→ **REQUIREMENTS**
Retype each record below word for word. Leave the pictures out.

# # #

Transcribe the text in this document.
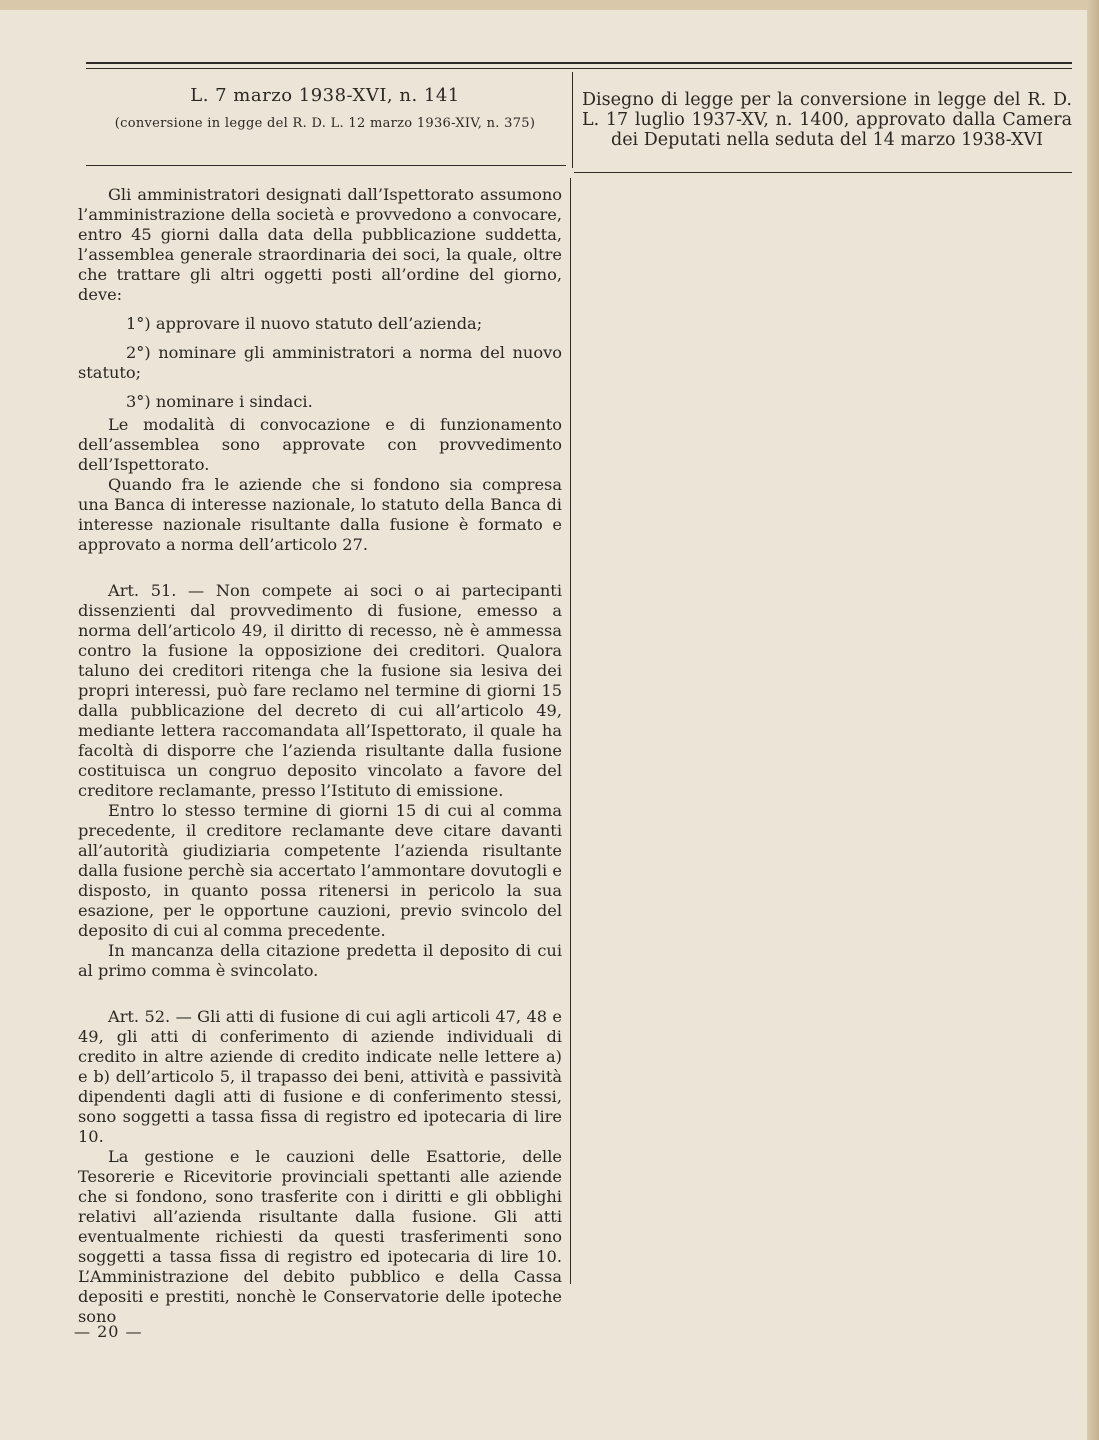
L. 7 marzo 1938-XVI, n. 141
(conversione in legge del R. D. L. 12 marzo 1936-XIV, n. 375)
Disegno di legge per la conversione in legge del R. D. L. 17 luglio 1937-XV, n. 1400, approvato dalla Camera dei Deputati nella seduta del 14 marzo 1938-XVI

Gli amministratori designati dall’Ispettorato assumono l’amministrazione della società e provvedono a convocare, entro 45 giorni dalla data della pubblicazione suddetta, l’assemblea generale straordinaria dei soci, la quale, oltre che trattare gli altri oggetti posti all’ordine del giorno, deve:

1°) approvare il nuovo statuto dell’azienda;

2°) nominare gli amministratori a norma del nuovo statuto;

3°) nominare i sindaci.

Le modalità di convocazione e di funzionamento dell’assemblea sono approvate con provvedimento dell’Ispettorato.

Quando fra le aziende che si fondono sia compresa una Banca di interesse nazionale, lo statuto della Banca di interesse nazionale risultante dalla fusione è formato e approvato a norma dell’articolo 27.

Art. 51. — Non compete ai soci o ai partecipanti dissenzienti dal provvedimento di fusione, emesso a norma dell’articolo 49, il diritto di recesso, nè è ammessa contro la fusione la opposizione dei creditori. Qualora taluno dei creditori ritenga che la fusione sia lesiva dei propri interessi, può fare reclamo nel termine di giorni 15 dalla pubblicazione del decreto di cui all’articolo 49, mediante lettera raccomandata all’Ispettorato, il quale ha facoltà di disporre che l’azienda risultante dalla fusione costituisca un congruo deposito vincolato a favore del creditore reclamante, presso l’Istituto di emissione.

Entro lo stesso termine di giorni 15 di cui al comma precedente, il creditore reclamante deve citare davanti all’autorità giudiziaria competente l’azienda risultante dalla fusione perchè sia accertato l’ammontare dovutogli e disposto, in quanto possa ritenersi in pericolo la sua esazione, per le opportune cauzioni, previo svincolo del deposito di cui al comma precedente.

In mancanza della citazione predetta il deposito di cui al primo comma è svincolato.

Art. 52. — Gli atti di fusione di cui agli articoli 47, 48 e 49, gli atti di conferimento di aziende individuali di credito in altre aziende di credito indicate nelle lettere a) e b) dell’articolo 5, il trapasso dei beni, attività e passività dipendenti dagli atti di fusione e di conferimento stessi, sono soggetti a tassa fissa di registro ed ipotecaria di lire 10.

La gestione e le cauzioni delle Esattorie, delle Tesorerie e Ricevitorie provinciali spettanti alle aziende che si fondono, sono trasferite con i diritti e gli obblighi relativi all’azienda risultante dalla fusione. Gli atti eventualmente richiesti da questi trasferimenti sono soggetti a tassa fissa di registro ed ipotecaria di lire 10. L’Amministrazione del debito pubblico e della Cassa depositi e prestiti, nonchè le Conservatorie delle ipoteche sono

— 20 —
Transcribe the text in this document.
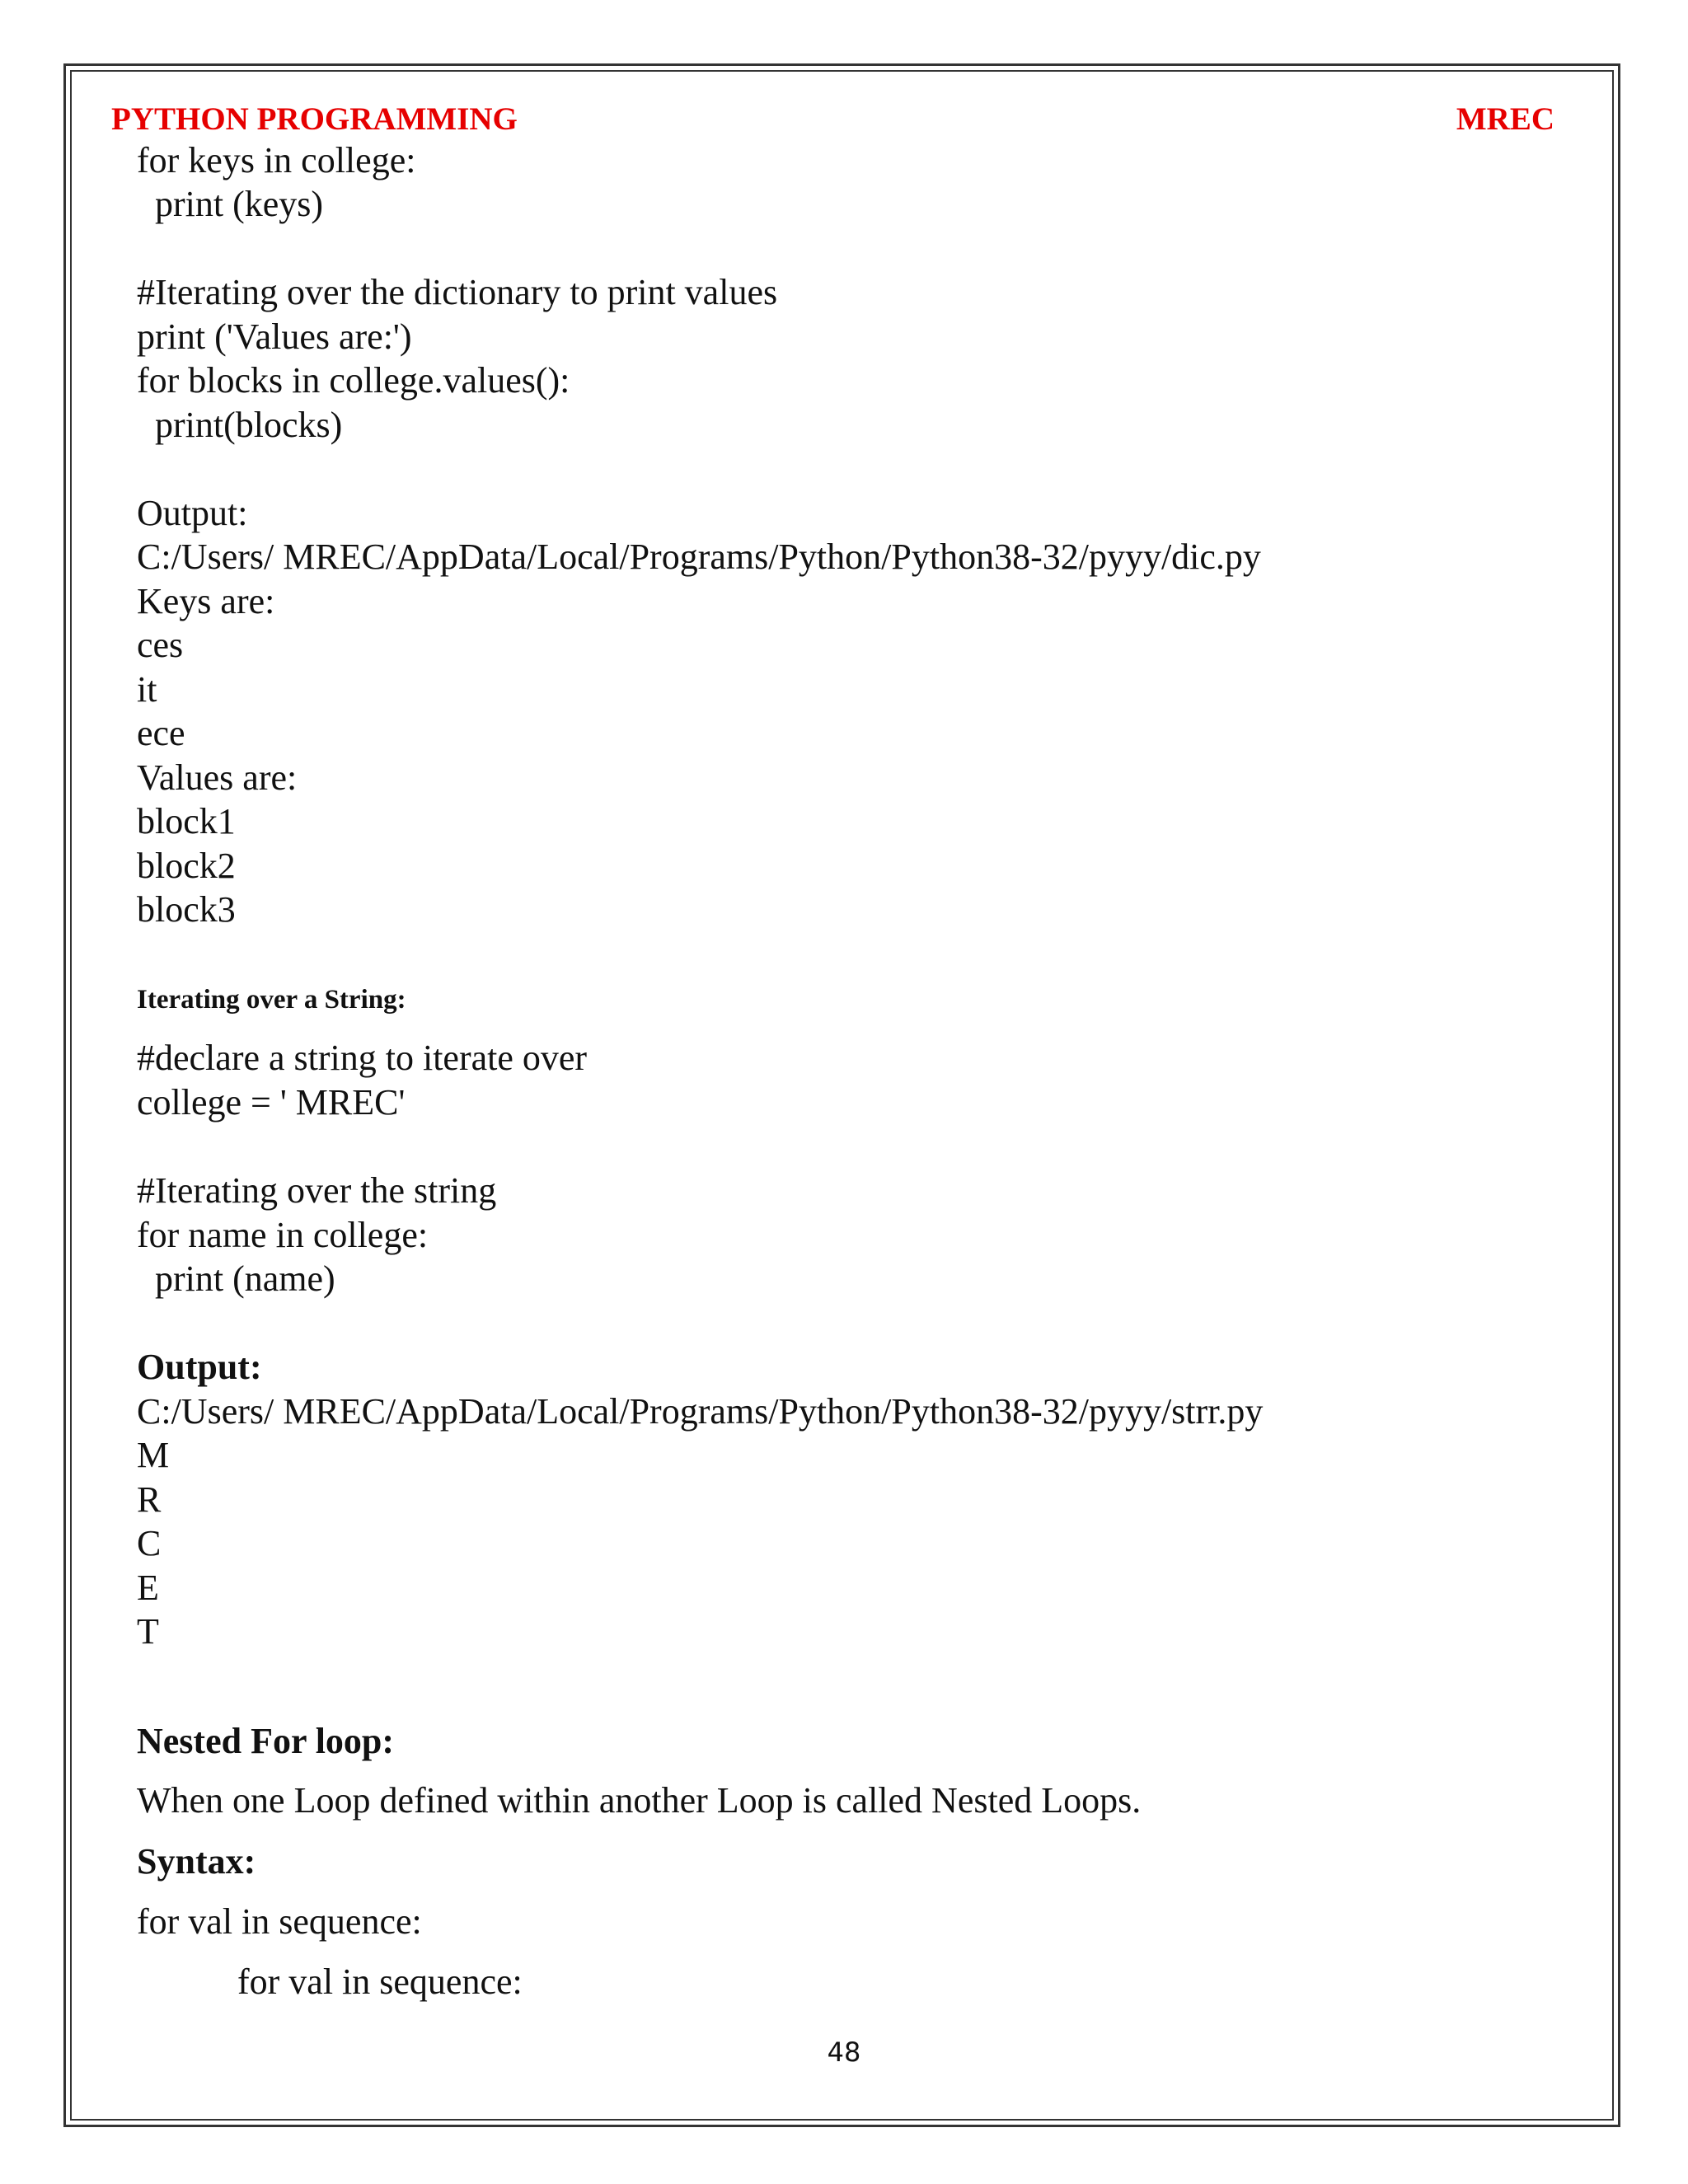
PYTHON PROGRAMMING	MREC
for keys in college:
print (keys)
#Iterating over the dictionary to print values
print ('Values are:')
for blocks in college.values():
print(blocks)
Output:
C:/Users/ MREC/AppData/Local/Programs/Python/Python38-32/pyyy/dic.py
Keys are:
ces
it
ece
Values are:
block1
block2
block3
Iterating over a String:
#declare a string to iterate over
college = ' MREC'
#Iterating over the string
for name in college:
print (name)
Output:
C:/Users/ MREC/AppData/Local/Programs/Python/Python38-32/pyyy/strr.py
M
R
C
E
T
Nested For loop:
When one Loop defined within another Loop is called Nested Loops.
Syntax:
for val in sequence:
for val in sequence:
48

# # #

→ **COMPLETE OUTPUT**
Transcribe the text in this document.
L. 7 marzo 1938-XVI, n. 141
(conversione in legge del R. D. L. 12 marzo 1936-XIV, n. 375)
Disegno di legge per la conversione in legge del R. D. L. 17 luglio 1937-XV, n. 1400, approvato dalla Camera dei Deputati nella seduta del 14 marzo 1938-XVI

Gli amministratori designati dall’Ispettorato assumono l’amministrazione della società e provvedono a convocare, entro 45 giorni dalla data della pubblicazione suddetta, l’assemblea generale straordinaria dei soci, la quale, oltre che trattare gli altri oggetti posti all’ordine del giorno, deve:

1°) approvare il nuovo statuto dell’azienda;

2°) nominare gli amministratori a norma del nuovo statuto;

3°) nominare i sindaci.

Le modalità di convocazione e di funzionamento dell’assemblea sono approvate con provvedimento dell’Ispettorato.

Quando fra le aziende che si fondono sia compresa una Banca di interesse nazionale, lo statuto della Banca di interesse nazionale risultante dalla fusione è formato e approvato a norma dell’articolo 27.

Art. 51. — Non compete ai soci o ai partecipanti dissenzienti dal provvedimento di fusione, emesso a norma dell’articolo 49, il diritto di recesso, nè è ammessa contro la fusione la opposizione dei creditori. Qualora taluno dei creditori ritenga che la fusione sia lesiva dei propri interessi, può fare reclamo nel termine di giorni 15 dalla pubblicazione del decreto di cui all’articolo 49, mediante lettera raccomandata all’Ispettorato, il quale ha facoltà di disporre che l’azienda risultante dalla fusione costituisca un congruo deposito vincolato a favore del creditore reclamante, presso l’Istituto di emissione.

Entro lo stesso termine di giorni 15 di cui al comma precedente, il creditore reclamante deve citare davanti all’autorità giudiziaria competente l’azienda risultante dalla fusione perchè sia accertato l’ammontare dovutogli e disposto, in quanto possa ritenersi in pericolo la sua esazione, per le opportune cauzioni, previo svincolo del deposito di cui al comma precedente.

In mancanza della citazione predetta il deposito di cui al primo comma è svincolato.

Art. 52. — Gli atti di fusione di cui agli articoli 47, 48 e 49, gli atti di conferimento di aziende individuali di credito in altre aziende di credito indicate nelle lettere a) e b) dell’articolo 5, il trapasso dei beni, attività e passività dipendenti dagli atti di fusione e di conferimento stessi, sono soggetti a tassa fissa di registro ed ipotecaria di lire 10.

La gestione e le cauzioni delle Esattorie, delle Tesorerie e Ricevitorie provinciali spettanti alle aziende che si fondono, sono trasferite con i diritti e gli obblighi relativi all’azienda risultante dalla fusione. Gli atti eventualmente richiesti da questi trasferimenti sono soggetti a tassa fissa di registro ed ipotecaria di lire 10. L’Amministrazione del debito pubblico e della Cassa depositi e prestiti, nonchè le Conservatorie delle ipoteche sono

— 20 —
Transcribe the text in this document.
PYTHON PROGRAMMING	MREC
for keys in college:
print (keys)
#Iterating over the dictionary to print values
print ('Values are:')
for blocks in college.values():
print(blocks)
Output:
C:/Users/ MREC/AppData/Local/Programs/Python/Python38-32/pyyy/dic.py
Keys are:
ces
it
ece
Values are:
block1
block2
block3
Iterating over a String:
#declare a string to iterate over
college = ' MREC'
#Iterating over the string
for name in college:
print (name)
Output:
C:/Users/ MREC/AppData/Local/Programs/Python/Python38-32/pyyy/strr.py
M
R
C
E
T
Nested For loop:
When one Loop defined within another Loop is called Nested Loops.
Syntax:
for val in sequence:
for val in sequence:
48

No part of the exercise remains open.